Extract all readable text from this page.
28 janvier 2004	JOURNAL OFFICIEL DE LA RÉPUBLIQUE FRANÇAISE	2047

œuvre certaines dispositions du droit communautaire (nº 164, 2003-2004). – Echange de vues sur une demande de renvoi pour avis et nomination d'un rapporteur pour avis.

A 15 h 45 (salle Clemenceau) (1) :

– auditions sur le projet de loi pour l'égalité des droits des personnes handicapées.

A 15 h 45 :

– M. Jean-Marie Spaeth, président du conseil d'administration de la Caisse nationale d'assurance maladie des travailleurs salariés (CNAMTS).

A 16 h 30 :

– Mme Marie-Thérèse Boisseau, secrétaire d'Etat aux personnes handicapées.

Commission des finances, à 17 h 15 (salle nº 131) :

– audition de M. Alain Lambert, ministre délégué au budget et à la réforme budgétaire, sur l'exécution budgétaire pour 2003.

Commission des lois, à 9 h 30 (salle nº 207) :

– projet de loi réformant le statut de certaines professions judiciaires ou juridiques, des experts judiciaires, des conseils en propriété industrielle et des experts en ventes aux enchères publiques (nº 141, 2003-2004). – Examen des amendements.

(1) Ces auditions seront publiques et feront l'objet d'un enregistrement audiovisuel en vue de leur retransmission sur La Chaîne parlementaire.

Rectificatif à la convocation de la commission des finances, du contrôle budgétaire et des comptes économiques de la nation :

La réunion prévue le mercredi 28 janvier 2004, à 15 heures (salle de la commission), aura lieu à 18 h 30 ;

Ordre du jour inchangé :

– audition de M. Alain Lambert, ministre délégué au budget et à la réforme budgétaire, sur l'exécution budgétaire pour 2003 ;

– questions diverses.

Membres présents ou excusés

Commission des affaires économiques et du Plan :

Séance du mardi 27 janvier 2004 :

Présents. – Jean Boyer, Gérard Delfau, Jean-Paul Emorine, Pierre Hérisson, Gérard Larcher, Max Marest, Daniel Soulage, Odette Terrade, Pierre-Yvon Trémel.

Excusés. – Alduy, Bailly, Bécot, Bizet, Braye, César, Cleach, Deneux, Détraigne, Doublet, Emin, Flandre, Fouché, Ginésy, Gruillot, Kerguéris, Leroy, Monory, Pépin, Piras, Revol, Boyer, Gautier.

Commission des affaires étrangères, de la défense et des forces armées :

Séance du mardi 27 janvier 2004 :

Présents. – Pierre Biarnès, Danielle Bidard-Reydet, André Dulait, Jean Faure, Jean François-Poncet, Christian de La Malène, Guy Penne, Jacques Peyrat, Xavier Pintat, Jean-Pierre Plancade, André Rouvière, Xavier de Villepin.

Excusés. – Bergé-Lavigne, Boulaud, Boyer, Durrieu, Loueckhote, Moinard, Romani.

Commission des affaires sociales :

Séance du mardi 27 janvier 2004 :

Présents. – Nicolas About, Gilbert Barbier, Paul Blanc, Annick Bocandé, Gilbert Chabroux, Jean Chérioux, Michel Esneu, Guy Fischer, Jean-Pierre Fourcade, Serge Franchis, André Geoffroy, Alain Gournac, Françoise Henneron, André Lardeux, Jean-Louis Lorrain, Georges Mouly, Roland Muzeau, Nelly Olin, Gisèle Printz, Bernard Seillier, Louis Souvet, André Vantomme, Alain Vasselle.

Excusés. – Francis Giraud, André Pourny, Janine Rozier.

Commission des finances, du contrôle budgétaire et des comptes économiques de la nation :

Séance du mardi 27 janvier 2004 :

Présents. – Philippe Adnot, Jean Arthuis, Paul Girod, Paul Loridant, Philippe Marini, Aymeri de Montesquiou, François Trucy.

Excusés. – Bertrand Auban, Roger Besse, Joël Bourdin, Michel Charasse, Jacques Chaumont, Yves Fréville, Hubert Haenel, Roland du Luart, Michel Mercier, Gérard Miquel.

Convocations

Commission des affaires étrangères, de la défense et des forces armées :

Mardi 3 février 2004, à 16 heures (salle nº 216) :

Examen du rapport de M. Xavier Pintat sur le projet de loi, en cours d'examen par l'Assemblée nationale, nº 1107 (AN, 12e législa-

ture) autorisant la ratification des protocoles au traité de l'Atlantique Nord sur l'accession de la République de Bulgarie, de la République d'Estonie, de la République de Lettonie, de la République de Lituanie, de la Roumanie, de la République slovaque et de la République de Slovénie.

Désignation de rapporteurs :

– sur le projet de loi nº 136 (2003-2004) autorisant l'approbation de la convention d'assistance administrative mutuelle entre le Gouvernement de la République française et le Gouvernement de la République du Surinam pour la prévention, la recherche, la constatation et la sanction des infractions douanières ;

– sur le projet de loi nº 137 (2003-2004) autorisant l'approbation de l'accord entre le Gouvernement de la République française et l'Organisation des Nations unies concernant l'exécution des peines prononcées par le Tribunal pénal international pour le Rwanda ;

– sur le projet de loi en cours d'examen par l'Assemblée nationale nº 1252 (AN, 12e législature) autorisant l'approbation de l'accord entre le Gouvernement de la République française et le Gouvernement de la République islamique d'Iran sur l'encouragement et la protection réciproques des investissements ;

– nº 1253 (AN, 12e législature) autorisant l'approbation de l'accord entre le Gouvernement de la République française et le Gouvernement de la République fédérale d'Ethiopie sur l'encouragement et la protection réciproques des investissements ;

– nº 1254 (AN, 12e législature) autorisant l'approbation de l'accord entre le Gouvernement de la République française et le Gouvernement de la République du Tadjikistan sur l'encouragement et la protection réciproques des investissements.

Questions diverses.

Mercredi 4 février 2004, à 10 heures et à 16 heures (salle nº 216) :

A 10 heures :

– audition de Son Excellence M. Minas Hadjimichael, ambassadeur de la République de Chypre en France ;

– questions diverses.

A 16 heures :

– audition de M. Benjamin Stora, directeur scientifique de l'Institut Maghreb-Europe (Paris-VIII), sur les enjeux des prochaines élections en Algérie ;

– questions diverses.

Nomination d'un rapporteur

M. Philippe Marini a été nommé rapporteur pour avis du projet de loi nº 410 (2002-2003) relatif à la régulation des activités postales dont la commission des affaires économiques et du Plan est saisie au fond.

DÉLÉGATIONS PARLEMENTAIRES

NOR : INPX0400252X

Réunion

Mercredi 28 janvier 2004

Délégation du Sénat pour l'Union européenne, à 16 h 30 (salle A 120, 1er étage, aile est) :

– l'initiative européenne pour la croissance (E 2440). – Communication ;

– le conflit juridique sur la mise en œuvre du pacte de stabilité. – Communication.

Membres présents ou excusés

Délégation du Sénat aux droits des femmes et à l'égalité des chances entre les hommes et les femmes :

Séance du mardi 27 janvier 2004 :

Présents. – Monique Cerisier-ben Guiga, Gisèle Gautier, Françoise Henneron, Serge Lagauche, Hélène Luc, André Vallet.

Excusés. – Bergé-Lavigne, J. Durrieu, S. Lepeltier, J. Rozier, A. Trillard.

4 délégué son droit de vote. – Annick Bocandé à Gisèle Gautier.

::::::::::

Copy down the whole of the data above, matching it exactly.

▶ [RESPONSE TO THE TASK]:
Extract all readable text from this page.
28 janvier 2004	JOURNAL OFFICIEL DE LA RÉPUBLIQUE FRANÇAISE	2047

œuvre certaines dispositions du droit communautaire (nº 164, 2003-2004). – Echange de vues sur une demande de renvoi pour avis et nomination d'un rapporteur pour avis.

A 15 h 45 (salle Clemenceau) (1) :

– auditions sur le projet de loi pour l'égalité des droits des personnes handicapées.

A 15 h 45 :

– M. Jean-Marie Spaeth, président du conseil d'administration de la Caisse nationale d'assurance maladie des travailleurs salariés (CNAMTS).

A 16 h 30 :

– Mme Marie-Thérèse Boisseau, secrétaire d'Etat aux personnes handicapées.

Commission des finances, à 17 h 15 (salle nº 131) :

– audition de M. Alain Lambert, ministre délégué au budget et à la réforme budgétaire, sur l'exécution budgétaire pour 2003.

Commission des lois, à 9 h 30 (salle nº 207) :

– projet de loi réformant le statut de certaines professions judiciaires ou juridiques, des experts judiciaires, des conseils en propriété industrielle et des experts en ventes aux enchères publiques (nº 141, 2003-2004). – Examen des amendements.

(1) Ces auditions seront publiques et feront l'objet d'un enregistrement audiovisuel en vue de leur retransmission sur La Chaîne parlementaire.

Rectificatif à la convocation de la commission des finances, du contrôle budgétaire et des comptes économiques de la nation :

La réunion prévue le mercredi 28 janvier 2004, à 15 heures (salle de la commission), aura lieu à 18 h 30 ;

Ordre du jour inchangé :

– audition de M. Alain Lambert, ministre délégué au budget et à la réforme budgétaire, sur l'exécution budgétaire pour 2003 ;

– questions diverses.

Membres présents ou excusés

Commission des affaires économiques et du Plan :

Séance du mardi 27 janvier 2004 :

Présents. – Jean Boyer, Gérard Delfau, Jean-Paul Emorine, Pierre Hérisson, Gérard Larcher, Max Marest, Daniel Soulage, Odette Terrade, Pierre-Yvon Trémel.

Excusés. – Alduy, Bailly, Bécot, Bizet, Braye, César, Cleach, Deneux, Détraigne, Doublet, Emin, Flandre, Fouché, Ginésy, Gruillot, Kerguéris, Leroy, Monory, Pépin, Piras, Revol, Boyer, Gautier.

Commission des affaires étrangères, de la défense et des forces armées :

Séance du mardi 27 janvier 2004 :

Présents. – Pierre Biarnès, Danielle Bidard-Reydet, André Dulait, Jean Faure, Jean François-Poncet, Christian de La Malène, Guy Penne, Jacques Peyrat, Xavier Pintat, Jean-Pierre Plancade, André Rouvière, Xavier de Villepin.

Excusés. – Bergé-Lavigne, Boulaud, Boyer, Durrieu, Loueckhote, Moinard, Romani.

Commission des affaires sociales :

Séance du mardi 27 janvier 2004 :

Présents. – Nicolas About, Gilbert Barbier, Paul Blanc, Annick Bocandé, Gilbert Chabroux, Jean Chérioux, Michel Esneu, Guy Fischer, Jean-Pierre Fourcade, Serge Franchis, André Geoffroy, Alain Gournac, Françoise Henneron, André Lardeux, Jean-Louis Lorrain, Georges Mouly, Roland Muzeau, Nelly Olin, Gisèle Printz, Bernard Seillier, Louis Souvet, André Vantomme, Alain Vasselle.

Excusés. – Francis Giraud, André Pourny, Janine Rozier.

Commission des finances, du contrôle budgétaire et des comptes économiques de la nation :

Séance du mardi 27 janvier 2004 :

Présents. – Philippe Adnot, Jean Arthuis, Paul Girod, Paul Loridant, Philippe Marini, Aymeri de Montesquiou, François Trucy.

Excusés. – Bertrand Auban, Roger Besse, Joël Bourdin, Michel Charasse, Jacques Chaumont, Yves Fréville, Hubert Haenel, Roland du Luart, Michel Mercier, Gérard Miquel.

Convocations

Commission des affaires étrangères, de la défense et des forces armées :

Mardi 3 février 2004, à 16 heures (salle nº 216) :

Examen du rapport de M. Xavier Pintat sur le projet de loi, en cours d'examen par l'Assemblée nationale, nº 1107 (AN, 12e législa-

ture) autorisant la ratification des protocoles au traité de l'Atlantique Nord sur l'accession de la République de Bulgarie, de la République d'Estonie, de la République de Lettonie, de la République de Lituanie, de la Roumanie, de la République slovaque et de la République de Slovénie.

Désignation de rapporteurs :

– sur le projet de loi nº 136 (2003-2004) autorisant l'approbation de la convention d'assistance administrative mutuelle entre le Gouvernement de la République française et le Gouvernement de la République du Surinam pour la prévention, la recherche, la constatation et la sanction des infractions douanières ;

– sur le projet de loi nº 137 (2003-2004) autorisant l'approbation de l'accord entre le Gouvernement de la République française et l'Organisation des Nations unies concernant l'exécution des peines prononcées par le Tribunal pénal international pour le Rwanda ;

– sur le projet de loi en cours d'examen par l'Assemblée nationale nº 1252 (AN, 12e législature) autorisant l'approbation de l'accord entre le Gouvernement de la République française et le Gouvernement de la République islamique d'Iran sur l'encouragement et la protection réciproques des investissements ;

– nº 1253 (AN, 12e législature) autorisant l'approbation de l'accord entre le Gouvernement de la République française et le Gouvernement de la République fédérale d'Ethiopie sur l'encouragement et la protection réciproques des investissements ;

– nº 1254 (AN, 12e législature) autorisant l'approbation de l'accord entre le Gouvernement de la République française et le Gouvernement de la République du Tadjikistan sur l'encouragement et la protection réciproques des investissements.

Questions diverses.

Mercredi 4 février 2004, à 10 heures et à 16 heures (salle nº 216) :

A 10 heures :

– audition de Son Excellence M. Minas Hadjimichael, ambassadeur de la République de Chypre en France ;

– questions diverses.

A 16 heures :

– audition de M. Benjamin Stora, directeur scientifique de l'Institut Maghreb-Europe (Paris-VIII), sur les enjeux des prochaines élections en Algérie ;

– questions diverses.

Nomination d'un rapporteur

M. Philippe Marini a été nommé rapporteur pour avis du projet de loi nº 410 (2002-2003) relatif à la régulation des activités postales dont la commission des affaires économiques et du Plan est saisie au fond.

DÉLÉGATIONS PARLEMENTAIRES

NOR : INPX0400252X

Réunion

Mercredi 28 janvier 2004

Délégation du Sénat pour l'Union européenne, à 16 h 30 (salle A 120, 1er étage, aile est) :

– l'initiative européenne pour la croissance (E 2440). – Communication ;

– le conflit juridique sur la mise en œuvre du pacte de stabilité. – Communication.

Membres présents ou excusés

Délégation du Sénat aux droits des femmes et à l'égalité des chances entre les hommes et les femmes :

Séance du mardi 27 janvier 2004 :

Présents. – Monique Cerisier-ben Guiga, Gisèle Gautier, Françoise Henneron, Serge Lagauche, Hélène Luc, André Vallet.

Excusés. – Bergé-Lavigne, J. Durrieu, S. Lepeltier, J. Rozier, A. Trillard.

4 délégué son droit de vote. – Annick Bocandé à Gisèle Gautier.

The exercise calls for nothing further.